What to work on
Locate each line below that includes "governamental" and reproduce it.

Dataset records
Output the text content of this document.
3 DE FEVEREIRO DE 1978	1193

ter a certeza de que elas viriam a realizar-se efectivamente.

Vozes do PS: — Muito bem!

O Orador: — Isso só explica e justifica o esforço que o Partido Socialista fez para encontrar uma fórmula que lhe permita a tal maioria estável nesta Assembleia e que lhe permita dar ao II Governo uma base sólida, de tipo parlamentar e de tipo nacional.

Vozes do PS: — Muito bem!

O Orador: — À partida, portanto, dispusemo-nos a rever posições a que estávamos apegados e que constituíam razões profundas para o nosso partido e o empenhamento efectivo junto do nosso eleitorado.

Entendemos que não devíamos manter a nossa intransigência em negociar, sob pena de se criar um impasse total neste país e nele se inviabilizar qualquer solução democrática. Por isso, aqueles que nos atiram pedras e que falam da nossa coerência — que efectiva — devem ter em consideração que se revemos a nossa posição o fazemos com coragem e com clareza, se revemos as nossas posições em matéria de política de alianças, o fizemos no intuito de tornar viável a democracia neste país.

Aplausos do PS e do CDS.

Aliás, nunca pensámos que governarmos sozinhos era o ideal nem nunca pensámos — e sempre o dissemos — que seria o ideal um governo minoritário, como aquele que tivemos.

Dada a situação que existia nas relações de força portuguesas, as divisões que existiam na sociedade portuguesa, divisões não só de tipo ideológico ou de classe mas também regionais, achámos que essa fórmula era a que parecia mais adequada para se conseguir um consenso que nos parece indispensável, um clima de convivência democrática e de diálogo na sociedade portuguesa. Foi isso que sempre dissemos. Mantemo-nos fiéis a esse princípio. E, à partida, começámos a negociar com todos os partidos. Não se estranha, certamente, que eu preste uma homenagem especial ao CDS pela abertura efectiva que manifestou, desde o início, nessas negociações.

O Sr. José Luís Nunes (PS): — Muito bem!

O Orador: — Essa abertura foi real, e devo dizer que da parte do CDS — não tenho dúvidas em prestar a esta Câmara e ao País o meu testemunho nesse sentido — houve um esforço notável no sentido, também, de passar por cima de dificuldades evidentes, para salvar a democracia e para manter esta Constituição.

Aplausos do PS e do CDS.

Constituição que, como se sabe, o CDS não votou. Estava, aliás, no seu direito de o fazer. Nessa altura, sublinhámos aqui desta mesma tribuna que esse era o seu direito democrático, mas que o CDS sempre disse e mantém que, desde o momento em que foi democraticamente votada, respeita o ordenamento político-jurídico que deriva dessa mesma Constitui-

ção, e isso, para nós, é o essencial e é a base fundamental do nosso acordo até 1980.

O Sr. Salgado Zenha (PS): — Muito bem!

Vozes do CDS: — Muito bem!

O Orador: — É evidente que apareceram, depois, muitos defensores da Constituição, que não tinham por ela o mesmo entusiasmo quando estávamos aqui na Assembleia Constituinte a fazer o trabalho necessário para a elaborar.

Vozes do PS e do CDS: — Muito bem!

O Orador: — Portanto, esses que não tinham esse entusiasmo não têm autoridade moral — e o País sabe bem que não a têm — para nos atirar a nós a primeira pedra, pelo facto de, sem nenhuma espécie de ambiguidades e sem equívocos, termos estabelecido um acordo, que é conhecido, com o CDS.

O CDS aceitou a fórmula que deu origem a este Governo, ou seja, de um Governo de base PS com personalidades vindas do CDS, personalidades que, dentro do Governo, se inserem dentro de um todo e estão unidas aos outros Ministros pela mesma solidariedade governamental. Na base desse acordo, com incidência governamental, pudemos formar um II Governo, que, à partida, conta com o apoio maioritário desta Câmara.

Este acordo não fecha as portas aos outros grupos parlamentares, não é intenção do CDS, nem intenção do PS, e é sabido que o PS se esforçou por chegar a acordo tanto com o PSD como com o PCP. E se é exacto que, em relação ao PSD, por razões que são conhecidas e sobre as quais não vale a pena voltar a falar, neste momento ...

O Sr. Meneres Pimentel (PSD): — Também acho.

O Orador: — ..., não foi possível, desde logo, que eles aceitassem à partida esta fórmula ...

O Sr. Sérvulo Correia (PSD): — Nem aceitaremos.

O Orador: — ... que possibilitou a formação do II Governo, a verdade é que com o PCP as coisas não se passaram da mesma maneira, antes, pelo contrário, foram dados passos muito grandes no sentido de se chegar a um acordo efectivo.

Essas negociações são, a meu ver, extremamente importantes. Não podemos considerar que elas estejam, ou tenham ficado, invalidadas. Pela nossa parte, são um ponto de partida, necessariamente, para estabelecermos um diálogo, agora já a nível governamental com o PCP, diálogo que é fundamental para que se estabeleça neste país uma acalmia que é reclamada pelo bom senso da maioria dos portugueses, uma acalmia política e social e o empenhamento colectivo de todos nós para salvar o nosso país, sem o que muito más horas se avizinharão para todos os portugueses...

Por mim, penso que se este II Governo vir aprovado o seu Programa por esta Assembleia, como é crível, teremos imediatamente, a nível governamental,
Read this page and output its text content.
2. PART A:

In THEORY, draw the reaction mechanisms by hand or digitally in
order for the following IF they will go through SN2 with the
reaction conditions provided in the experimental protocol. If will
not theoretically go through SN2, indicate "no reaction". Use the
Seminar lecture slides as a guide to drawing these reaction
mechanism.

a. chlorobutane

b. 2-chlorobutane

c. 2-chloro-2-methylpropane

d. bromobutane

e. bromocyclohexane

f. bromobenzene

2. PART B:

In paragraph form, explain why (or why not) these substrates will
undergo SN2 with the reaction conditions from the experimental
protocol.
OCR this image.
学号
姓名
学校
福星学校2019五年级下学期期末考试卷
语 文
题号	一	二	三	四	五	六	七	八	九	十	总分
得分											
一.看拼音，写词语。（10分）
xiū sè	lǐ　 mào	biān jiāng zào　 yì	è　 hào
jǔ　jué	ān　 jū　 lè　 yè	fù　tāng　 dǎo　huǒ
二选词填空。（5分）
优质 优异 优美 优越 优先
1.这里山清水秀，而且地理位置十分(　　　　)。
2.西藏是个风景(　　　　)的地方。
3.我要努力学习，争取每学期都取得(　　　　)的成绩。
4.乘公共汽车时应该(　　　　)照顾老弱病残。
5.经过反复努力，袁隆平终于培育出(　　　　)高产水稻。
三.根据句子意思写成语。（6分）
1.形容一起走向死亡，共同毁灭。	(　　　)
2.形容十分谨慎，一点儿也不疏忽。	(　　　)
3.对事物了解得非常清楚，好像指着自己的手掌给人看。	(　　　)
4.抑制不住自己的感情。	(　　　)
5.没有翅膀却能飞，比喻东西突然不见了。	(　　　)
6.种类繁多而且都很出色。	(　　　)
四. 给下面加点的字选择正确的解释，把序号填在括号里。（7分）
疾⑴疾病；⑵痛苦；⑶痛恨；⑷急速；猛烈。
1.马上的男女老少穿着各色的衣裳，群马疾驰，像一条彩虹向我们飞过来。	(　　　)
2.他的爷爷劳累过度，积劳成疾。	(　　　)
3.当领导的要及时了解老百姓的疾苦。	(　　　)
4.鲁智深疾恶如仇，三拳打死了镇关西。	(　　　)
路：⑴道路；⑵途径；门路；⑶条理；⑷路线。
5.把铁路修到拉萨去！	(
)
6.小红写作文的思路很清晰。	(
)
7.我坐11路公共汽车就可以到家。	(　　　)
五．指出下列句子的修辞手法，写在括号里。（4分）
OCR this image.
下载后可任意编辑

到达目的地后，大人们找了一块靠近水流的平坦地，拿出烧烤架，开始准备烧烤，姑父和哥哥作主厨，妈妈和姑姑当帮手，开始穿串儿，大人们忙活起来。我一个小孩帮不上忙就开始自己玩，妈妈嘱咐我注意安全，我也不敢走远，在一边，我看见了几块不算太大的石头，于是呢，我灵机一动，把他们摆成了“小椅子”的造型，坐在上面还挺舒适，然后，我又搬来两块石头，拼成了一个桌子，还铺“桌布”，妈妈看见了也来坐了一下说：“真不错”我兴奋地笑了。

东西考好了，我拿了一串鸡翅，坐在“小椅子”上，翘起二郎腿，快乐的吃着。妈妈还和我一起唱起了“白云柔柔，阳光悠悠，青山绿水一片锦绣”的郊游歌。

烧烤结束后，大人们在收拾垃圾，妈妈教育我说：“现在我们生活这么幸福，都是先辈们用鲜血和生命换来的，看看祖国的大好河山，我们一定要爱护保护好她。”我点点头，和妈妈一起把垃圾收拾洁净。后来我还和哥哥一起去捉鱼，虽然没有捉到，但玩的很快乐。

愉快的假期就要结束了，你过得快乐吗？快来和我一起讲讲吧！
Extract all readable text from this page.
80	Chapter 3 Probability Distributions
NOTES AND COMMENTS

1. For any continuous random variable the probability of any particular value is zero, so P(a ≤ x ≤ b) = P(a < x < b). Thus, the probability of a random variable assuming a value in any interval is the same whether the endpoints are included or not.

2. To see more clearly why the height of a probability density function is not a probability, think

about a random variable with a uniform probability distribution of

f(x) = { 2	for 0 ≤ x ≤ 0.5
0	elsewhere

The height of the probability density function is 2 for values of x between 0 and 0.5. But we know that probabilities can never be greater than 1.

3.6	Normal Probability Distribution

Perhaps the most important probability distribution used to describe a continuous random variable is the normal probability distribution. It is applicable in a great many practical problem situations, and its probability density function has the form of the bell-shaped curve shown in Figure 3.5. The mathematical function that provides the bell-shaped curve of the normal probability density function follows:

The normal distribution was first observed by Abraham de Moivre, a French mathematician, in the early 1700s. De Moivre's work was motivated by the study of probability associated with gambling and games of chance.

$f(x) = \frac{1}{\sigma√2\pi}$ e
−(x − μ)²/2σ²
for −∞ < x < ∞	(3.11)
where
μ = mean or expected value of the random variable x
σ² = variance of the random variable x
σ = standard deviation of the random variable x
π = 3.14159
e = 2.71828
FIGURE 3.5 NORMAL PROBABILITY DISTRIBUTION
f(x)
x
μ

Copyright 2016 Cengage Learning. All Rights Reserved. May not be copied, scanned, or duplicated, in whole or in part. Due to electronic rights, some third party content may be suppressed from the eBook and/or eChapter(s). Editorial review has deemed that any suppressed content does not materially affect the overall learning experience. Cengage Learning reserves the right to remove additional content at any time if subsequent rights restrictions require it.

Correct output
O CDS aceitou a fórmula que deu origem a este Governo, ou seja, de um Governo de base PS com personalidades vindas do CDS, personalidades que, dentro do Governo, se inserem dentro de um todo e estão unidas aos outros Ministros pela mesma solidariedade governamental. Na base desse acordo, com incidência governamental, pudemos formar um II Governo, que, à partida, conta com o apoio maioritário desta Câmara.
Essas negociações são, a meu ver, extremamente importantes. Não podemos considerar que elas estejam, ou tenham ficado, invalidadas. Pela nossa parte, são um ponto de partida, necessariamente, para estabelecermos um diálogo, agora já a nível governamental com o PCP, diálogo que é fundamental para que se estabeleça neste país uma acalmia que é reclamada pelo bom senso da maioria dos portugueses, uma acalmia política e social e o empenhamento colectivo de todos nós para salvar o nosso país, sem o que muito más horas se avizinharão para todos os portugueses...
Por mim, penso que se este II Governo vir aprovado o seu Programa por esta Assembleia, como é crível, teremos imediatamente, a nível governamental,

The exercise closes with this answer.